Dataset items:
"""
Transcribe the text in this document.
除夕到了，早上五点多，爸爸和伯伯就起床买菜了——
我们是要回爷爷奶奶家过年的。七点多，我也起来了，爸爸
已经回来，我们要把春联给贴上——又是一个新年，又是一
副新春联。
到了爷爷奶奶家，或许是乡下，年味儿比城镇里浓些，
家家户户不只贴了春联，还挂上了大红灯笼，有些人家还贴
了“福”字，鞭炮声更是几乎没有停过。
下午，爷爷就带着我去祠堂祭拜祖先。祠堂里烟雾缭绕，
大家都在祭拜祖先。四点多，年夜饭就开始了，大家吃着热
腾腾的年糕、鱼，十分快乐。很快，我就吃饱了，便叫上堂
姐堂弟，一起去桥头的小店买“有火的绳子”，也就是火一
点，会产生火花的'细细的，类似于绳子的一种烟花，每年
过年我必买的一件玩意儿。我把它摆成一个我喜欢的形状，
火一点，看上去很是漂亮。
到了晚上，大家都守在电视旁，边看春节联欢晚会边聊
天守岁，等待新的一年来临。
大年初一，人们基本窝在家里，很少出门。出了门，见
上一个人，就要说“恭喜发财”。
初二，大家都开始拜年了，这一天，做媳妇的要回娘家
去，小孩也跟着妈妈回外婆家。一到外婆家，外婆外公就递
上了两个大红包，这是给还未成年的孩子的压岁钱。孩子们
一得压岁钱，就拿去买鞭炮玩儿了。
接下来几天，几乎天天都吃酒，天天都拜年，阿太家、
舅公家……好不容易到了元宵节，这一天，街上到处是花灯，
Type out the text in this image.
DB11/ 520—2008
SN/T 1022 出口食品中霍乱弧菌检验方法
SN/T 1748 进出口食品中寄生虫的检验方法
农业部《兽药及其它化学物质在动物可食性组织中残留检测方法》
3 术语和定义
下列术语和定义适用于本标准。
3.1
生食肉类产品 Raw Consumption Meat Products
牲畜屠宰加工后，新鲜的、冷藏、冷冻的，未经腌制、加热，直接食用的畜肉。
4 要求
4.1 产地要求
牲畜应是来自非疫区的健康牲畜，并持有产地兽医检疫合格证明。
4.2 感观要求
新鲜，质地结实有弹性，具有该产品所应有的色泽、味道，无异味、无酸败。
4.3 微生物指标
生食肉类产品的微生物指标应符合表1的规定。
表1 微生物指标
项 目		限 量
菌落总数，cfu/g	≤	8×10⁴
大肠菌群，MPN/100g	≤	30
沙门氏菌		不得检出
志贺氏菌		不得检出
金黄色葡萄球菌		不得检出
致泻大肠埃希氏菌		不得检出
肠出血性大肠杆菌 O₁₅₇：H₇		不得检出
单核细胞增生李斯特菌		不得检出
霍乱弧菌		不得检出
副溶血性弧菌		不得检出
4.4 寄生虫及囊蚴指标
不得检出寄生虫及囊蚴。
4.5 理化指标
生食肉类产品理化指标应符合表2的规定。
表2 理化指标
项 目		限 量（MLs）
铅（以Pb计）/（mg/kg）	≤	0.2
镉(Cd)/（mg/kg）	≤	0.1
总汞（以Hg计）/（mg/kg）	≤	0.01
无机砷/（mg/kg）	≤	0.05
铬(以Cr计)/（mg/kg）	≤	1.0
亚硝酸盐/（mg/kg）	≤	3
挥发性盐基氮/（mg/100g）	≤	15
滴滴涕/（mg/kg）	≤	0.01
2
"""
Description of the task
Faithfully copy every entry, leaving nothing out.

Complete response
Transcribe the text in this document.
除夕到了，早上五点多，爸爸和伯伯就起床买菜了——
我们是要回爷爷奶奶家过年的。七点多，我也起来了，爸爸
已经回来，我们要把春联给贴上——又是一个新年，又是一
副新春联。
到了爷爷奶奶家，或许是乡下，年味儿比城镇里浓些，
家家户户不只贴了春联，还挂上了大红灯笼，有些人家还贴
了“福”字，鞭炮声更是几乎没有停过。
下午，爷爷就带着我去祠堂祭拜祖先。祠堂里烟雾缭绕，
大家都在祭拜祖先。四点多，年夜饭就开始了，大家吃着热
腾腾的年糕、鱼，十分快乐。很快，我就吃饱了，便叫上堂
姐堂弟，一起去桥头的小店买“有火的绳子”，也就是火一
点，会产生火花的'细细的，类似于绳子的一种烟花，每年
过年我必买的一件玩意儿。我把它摆成一个我喜欢的形状，
火一点，看上去很是漂亮。
到了晚上，大家都守在电视旁，边看春节联欢晚会边聊
天守岁，等待新的一年来临。
大年初一，人们基本窝在家里，很少出门。出了门，见
上一个人，就要说“恭喜发财”。
初二，大家都开始拜年了，这一天，做媳妇的要回娘家
去，小孩也跟着妈妈回外婆家。一到外婆家，外婆外公就递
上了两个大红包，这是给还未成年的孩子的压岁钱。孩子们
一得压岁钱，就拿去买鞭炮玩儿了。
接下来几天，几乎天天都吃酒，天天都拜年，阿太家、
舅公家……好不容易到了元宵节，这一天，街上到处是花灯，
Type out the text in this image.
DB11/ 520—2008
SN/T 1022 出口食品中霍乱弧菌检验方法
SN/T 1748 进出口食品中寄生虫的检验方法
农业部《兽药及其它化学物质在动物可食性组织中残留检测方法》
3 术语和定义
下列术语和定义适用于本标准。
3.1
生食肉类产品 Raw Consumption Meat Products
牲畜屠宰加工后，新鲜的、冷藏、冷冻的，未经腌制、加热，直接食用的畜肉。
4 要求
4.1 产地要求
牲畜应是来自非疫区的健康牲畜，并持有产地兽医检疫合格证明。
4.2 感观要求
新鲜，质地结实有弹性，具有该产品所应有的色泽、味道，无异味、无酸败。
4.3 微生物指标
生食肉类产品的微生物指标应符合表1的规定。
表1 微生物指标
项 目		限 量
菌落总数，cfu/g	≤	8×10⁴
大肠菌群，MPN/100g	≤	30
沙门氏菌		不得检出
志贺氏菌		不得检出
金黄色葡萄球菌		不得检出
致泻大肠埃希氏菌		不得检出
肠出血性大肠杆菌 O₁₅₇：H₇		不得检出
单核细胞增生李斯特菌		不得检出
霍乱弧菌		不得检出
副溶血性弧菌		不得检出
4.4 寄生虫及囊蚴指标
不得检出寄生虫及囊蚴。
4.5 理化指标
生食肉类产品理化指标应符合表2的规定。
表2 理化指标
项 目		限 量（MLs）
铅（以Pb计）/（mg/kg）	≤	0.2
镉(Cd)/（mg/kg）	≤	0.1
总汞（以Hg计）/（mg/kg）	≤	0.01
无机砷/（mg/kg）	≤	0.05
铬(以Cr计)/（mg/kg）	≤	1.0
亚硝酸盐/（mg/kg）	≤	3
挥发性盐基氮/（mg/100g）	≤	15
滴滴涕/（mg/kg）	≤	0.01
2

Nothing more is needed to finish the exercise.